The task: Quote the stretch of lines from the start through the line containing "toolbar-button-6[interactable]: +自选 [1018,0,1054,19]", both included, and nothing else.

§ §

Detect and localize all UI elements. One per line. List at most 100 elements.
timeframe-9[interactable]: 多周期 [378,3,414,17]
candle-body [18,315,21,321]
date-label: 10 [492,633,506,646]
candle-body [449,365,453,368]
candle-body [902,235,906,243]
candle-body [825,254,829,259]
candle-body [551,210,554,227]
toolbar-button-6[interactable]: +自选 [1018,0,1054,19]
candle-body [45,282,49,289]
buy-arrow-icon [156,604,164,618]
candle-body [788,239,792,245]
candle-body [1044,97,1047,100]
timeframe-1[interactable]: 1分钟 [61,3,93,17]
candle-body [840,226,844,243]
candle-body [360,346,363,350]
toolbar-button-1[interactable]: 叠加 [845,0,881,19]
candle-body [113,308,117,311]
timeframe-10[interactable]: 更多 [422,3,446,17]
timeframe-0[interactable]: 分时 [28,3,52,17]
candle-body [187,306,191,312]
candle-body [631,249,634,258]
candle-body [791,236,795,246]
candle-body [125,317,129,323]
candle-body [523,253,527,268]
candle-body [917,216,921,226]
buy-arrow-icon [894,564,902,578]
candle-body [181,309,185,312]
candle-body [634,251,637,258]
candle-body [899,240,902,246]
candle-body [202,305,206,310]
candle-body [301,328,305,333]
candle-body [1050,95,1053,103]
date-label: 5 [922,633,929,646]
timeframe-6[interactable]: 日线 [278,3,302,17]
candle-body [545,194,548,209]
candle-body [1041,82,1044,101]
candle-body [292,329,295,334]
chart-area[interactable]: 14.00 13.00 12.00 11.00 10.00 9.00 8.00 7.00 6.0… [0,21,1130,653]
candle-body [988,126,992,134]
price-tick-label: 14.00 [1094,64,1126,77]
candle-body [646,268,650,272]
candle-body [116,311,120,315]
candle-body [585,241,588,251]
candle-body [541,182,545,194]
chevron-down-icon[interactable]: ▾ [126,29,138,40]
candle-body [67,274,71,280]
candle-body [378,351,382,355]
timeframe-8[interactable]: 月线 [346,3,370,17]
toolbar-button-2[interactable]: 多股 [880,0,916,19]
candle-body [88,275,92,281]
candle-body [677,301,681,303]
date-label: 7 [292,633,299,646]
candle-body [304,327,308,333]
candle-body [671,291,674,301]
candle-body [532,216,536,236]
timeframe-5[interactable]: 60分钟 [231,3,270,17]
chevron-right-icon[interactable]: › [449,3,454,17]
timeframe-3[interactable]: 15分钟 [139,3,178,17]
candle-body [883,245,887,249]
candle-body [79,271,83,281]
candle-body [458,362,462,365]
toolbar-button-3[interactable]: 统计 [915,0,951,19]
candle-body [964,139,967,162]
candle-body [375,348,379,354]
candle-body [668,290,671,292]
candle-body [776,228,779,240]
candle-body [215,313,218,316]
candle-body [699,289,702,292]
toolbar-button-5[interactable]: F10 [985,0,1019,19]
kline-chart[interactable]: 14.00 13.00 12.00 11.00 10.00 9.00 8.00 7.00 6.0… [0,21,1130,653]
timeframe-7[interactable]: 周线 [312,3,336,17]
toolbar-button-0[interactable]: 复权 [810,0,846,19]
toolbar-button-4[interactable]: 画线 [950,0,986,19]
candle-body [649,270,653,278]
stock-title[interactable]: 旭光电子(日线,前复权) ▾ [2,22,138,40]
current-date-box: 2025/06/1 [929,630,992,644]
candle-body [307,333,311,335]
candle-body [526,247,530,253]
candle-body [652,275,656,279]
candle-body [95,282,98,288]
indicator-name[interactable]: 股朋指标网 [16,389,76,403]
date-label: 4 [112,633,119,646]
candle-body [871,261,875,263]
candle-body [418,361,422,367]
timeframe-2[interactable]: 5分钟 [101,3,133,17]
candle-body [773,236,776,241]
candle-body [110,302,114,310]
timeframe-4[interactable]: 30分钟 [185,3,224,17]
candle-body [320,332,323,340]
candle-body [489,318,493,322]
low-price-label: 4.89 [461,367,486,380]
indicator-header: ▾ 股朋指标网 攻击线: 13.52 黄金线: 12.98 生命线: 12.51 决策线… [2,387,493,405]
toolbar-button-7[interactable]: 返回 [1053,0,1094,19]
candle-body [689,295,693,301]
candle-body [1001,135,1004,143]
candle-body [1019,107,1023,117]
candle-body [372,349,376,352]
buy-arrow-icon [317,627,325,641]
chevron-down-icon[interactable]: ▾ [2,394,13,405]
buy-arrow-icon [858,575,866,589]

§ §

Exercise result:
Detect and localize all UI elements. One per line. List at most 100 elements.
timeframe-9[interactable]: 多周期 [378,3,414,17]
candle-body [18,315,21,321]
date-label: 10 [492,633,506,646]
candle-body [449,365,453,368]
candle-body [902,235,906,243]
candle-body [825,254,829,259]
candle-body [551,210,554,227]
toolbar-button-6[interactable]: +自选 [1018,0,1054,19]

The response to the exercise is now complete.